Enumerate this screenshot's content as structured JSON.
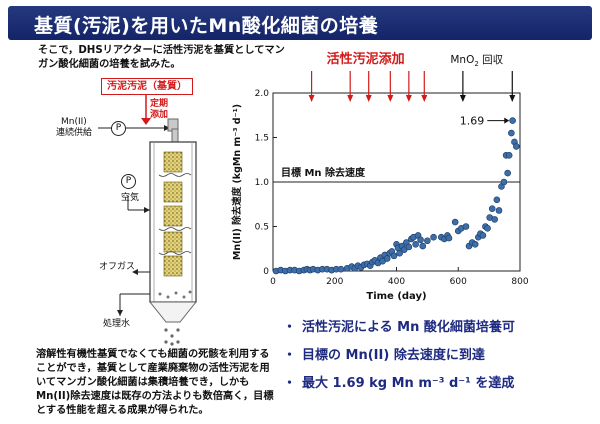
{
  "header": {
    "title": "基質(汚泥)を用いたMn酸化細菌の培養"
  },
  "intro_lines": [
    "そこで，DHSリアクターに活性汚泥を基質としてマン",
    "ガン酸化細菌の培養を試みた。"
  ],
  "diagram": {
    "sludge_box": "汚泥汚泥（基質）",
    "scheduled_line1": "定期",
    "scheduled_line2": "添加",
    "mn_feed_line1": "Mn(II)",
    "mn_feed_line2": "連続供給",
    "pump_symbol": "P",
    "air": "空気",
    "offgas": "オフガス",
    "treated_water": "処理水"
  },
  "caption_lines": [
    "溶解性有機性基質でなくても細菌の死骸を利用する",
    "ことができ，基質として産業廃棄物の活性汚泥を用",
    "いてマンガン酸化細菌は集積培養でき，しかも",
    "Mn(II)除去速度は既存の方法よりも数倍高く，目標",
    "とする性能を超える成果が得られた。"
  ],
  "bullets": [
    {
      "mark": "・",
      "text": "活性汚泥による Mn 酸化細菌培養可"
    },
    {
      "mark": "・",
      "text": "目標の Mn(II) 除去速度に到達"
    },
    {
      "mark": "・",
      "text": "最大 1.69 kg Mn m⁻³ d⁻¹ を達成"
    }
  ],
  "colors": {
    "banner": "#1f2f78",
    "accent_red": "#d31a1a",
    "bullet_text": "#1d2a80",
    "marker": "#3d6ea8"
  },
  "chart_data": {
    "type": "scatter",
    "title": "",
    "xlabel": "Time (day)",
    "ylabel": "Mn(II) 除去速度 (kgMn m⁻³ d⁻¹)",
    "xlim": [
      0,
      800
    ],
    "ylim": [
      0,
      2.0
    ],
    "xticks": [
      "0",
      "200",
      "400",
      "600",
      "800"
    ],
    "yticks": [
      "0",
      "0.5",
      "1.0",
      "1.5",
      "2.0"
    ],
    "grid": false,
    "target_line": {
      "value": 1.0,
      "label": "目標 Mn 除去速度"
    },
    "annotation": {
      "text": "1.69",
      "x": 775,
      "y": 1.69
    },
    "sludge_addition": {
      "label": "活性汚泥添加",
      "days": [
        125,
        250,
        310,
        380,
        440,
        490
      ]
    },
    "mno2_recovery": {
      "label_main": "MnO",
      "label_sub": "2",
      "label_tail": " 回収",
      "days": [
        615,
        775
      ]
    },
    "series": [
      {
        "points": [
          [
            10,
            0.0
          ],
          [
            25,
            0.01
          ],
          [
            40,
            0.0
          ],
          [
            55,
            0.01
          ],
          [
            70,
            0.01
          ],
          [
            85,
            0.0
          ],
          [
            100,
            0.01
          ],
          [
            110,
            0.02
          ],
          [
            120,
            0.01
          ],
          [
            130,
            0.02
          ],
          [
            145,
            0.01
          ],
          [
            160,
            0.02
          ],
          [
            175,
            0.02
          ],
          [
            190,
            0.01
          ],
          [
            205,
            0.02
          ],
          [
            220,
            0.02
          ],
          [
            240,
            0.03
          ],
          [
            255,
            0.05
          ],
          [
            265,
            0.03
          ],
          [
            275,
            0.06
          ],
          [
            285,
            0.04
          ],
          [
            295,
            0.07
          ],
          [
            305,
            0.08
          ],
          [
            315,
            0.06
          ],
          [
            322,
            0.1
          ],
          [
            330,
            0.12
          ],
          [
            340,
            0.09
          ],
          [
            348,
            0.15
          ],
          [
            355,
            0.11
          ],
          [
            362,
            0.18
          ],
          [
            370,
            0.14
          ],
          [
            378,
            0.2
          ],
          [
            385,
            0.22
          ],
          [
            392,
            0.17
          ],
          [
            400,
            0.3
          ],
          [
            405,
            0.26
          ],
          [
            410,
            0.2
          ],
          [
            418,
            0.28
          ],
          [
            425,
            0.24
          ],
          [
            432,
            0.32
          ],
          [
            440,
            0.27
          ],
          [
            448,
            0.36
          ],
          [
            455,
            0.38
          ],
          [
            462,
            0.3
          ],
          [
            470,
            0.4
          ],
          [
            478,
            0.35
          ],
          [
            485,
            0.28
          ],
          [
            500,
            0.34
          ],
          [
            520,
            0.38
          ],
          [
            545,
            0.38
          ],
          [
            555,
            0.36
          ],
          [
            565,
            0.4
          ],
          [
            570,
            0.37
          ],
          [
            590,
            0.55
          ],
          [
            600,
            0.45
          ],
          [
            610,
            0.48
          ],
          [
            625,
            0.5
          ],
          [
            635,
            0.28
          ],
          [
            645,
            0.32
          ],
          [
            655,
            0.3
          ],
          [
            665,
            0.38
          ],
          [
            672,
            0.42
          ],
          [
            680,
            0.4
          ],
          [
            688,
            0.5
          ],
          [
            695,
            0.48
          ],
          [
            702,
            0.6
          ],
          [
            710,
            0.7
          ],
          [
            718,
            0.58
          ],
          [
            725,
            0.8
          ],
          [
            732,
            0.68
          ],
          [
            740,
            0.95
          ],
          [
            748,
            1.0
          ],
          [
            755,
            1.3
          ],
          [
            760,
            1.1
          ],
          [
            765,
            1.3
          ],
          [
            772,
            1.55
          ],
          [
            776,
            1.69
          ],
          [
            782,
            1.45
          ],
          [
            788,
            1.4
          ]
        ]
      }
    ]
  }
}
- - - - -
• [Your instructions]: Quote every record above exactly, leaving out any pictures.

• [Exercise response]:
Enumerate this screenshot's content as structured JSON.
{
  "header": {
    "title": "基質(汚泥)を用いたMn酸化細菌の培養"
  },
  "intro_lines": [
    "そこで，DHSリアクターに活性汚泥を基質としてマン",
    "ガン酸化細菌の培養を試みた。"
  ],
  "diagram": {
    "sludge_box": "汚泥汚泥（基質）",
    "scheduled_line1": "定期",
    "scheduled_line2": "添加",
    "mn_feed_line1": "Mn(II)",
    "mn_feed_line2": "連続供給",
    "pump_symbol": "P",
    "air": "空気",
    "offgas": "オフガス",
    "treated_water": "処理水"
  },
  "caption_lines": [
    "溶解性有機性基質でなくても細菌の死骸を利用する",
    "ことができ，基質として産業廃棄物の活性汚泥を用",
    "いてマンガン酸化細菌は集積培養でき，しかも",
    "Mn(II)除去速度は既存の方法よりも数倍高く，目標",
    "とする性能を超える成果が得られた。"
  ],
  "bullets": [
    {
      "mark": "・",
      "text": "活性汚泥による Mn 酸化細菌培養可"
    },
    {
      "mark": "・",
      "text": "目標の Mn(II) 除去速度に到達"
    },
    {
      "mark": "・",
      "text": "最大 1.69 kg Mn m⁻³ d⁻¹ を達成"
    }
  ],
  "colors": {
    "banner": "#1f2f78",
    "accent_red": "#d31a1a",
    "bullet_text": "#1d2a80",
    "marker": "#3d6ea8"
  },
  "chart_data": {
    "type": "scatter",
    "title": "",
    "xlabel": "Time (day)",
    "ylabel": "Mn(II) 除去速度 (kgMn m⁻³ d⁻¹)",
    "xlim": [
      0,
      800
    ],
    "ylim": [
      0,
      2.0
    ],
    "xticks": [
      "0",
      "200",
      "400",
      "600",
      "800"
    ],
    "yticks": [
      "0",
      "0.5",
      "1.0",
      "1.5",
      "2.0"
    ],
    "grid": false,
    "target_line": {
      "value": 1.0,
      "label": "目標 Mn 除去速度"
    },
    "annotation": {
      "text": "1.69",
      "x": 775,
      "y": 1.69
    },
    "sludge_addition": {
      "label": "活性汚泥添加",
      "days": [
        125,
        250,
        310,
        380,
        440,
        490
      ]
    },
    "mno2_recovery": {
      "label_main": "MnO",
      "label_sub": "2",
      "label_tail": " 回収",
      "days": [
        615,
        775
      ]
    },
    "series": [
      {
        "points": [
          [
            10,
            0.0
          ],
          [
            25,
            0.01
          ],
          [
            40,
            0.0
          ],
          [
            55,
            0.01
          ],
          [
            70,
            0.01
          ],
          [
            85,
            0.0
          ],
          [
            100,
            0.01
          ],
          [
            110,
            0.02
          ],
          [
            120,
            0.01
          ],
          [
            130,
            0.02
          ],
          [
            145,
            0.01
          ],
          [
            160,
            0.02
          ],
          [
            175,
            0.02
          ],
          [
            190,
            0.01
          ],
          [
            205,
            0.02
          ],
          [
            220,
            0.02
          ],
          [
            240,
            0.03
          ],
          [
            255,
            0.05
          ],
          [
            265,
            0.03
          ],
          [
            275,
            0.06
          ],
          [
            285,
            0.04
          ],
          [
            295,
            0.07
          ],
          [
            305,
            0.08
          ],
          [
            315,
            0.06
          ],
          [
            322,
            0.1
          ],
          [
            330,
            0.12
          ],
          [
            340,
            0.09
          ],
          [
            348,
            0.15
          ],
          [
            355,
            0.11
          ],
          [
            362,
            0.18
          ],
          [
            370,
            0.14
          ],
          [
            378,
            0.2
          ],
          [
            385,
            0.22
          ],
          [
            392,
            0.17
          ],
          [
            400,
            0.3
          ],
          [
            405,
            0.26
          ],
          [
            410,
            0.2
          ],
          [
            418,
            0.28
          ],
          [
            425,
            0.24
          ],
          [
            432,
            0.32
          ],
          [
            440,
            0.27
          ],
          [
            448,
            0.36
          ],
          [
            455,
            0.38
          ],
          [
            462,
            0.3
          ],
          [
            470,
            0.4
          ],
          [
            478,
            0.35
          ],
          [
            485,
            0.28
          ],
          [
            500,
            0.34
          ],
          [
            520,
            0.38
          ],
          [
            545,
            0.38
          ],
          [
            555,
            0.36
          ],
          [
            565,
            0.4
          ],
          [
            570,
            0.37
          ],
          [
            590,
            0.55
          ],
          [
            600,
            0.45
          ],
          [
            610,
            0.48
          ],
          [
            625,
            0.5
          ],
          [
            635,
            0.28
          ],
          [
            645,
            0.32
          ],
          [
            655,
            0.3
          ],
          [
            665,
            0.38
          ],
          [
            672,
            0.42
          ],
          [
            680,
            0.4
          ],
          [
            688,
            0.5
          ],
          [
            695,
            0.48
          ],
          [
            702,
            0.6
          ],
          [
            710,
            0.7
          ],
          [
            718,
            0.58
          ],
          [
            725,
            0.8
          ],
          [
            732,
            0.68
          ],
          [
            740,
            0.95
          ],
          [
            748,
            1.0
          ],
          [
            755,
            1.3
          ],
          [
            760,
            1.1
          ],
          [
            765,
            1.3
          ],
          [
            772,
            1.55
          ],
          [
            776,
            1.69
          ],
          [
            782,
            1.45
          ],
          [
            788,
            1.4
          ]
        ]
      }
    ]
  }
}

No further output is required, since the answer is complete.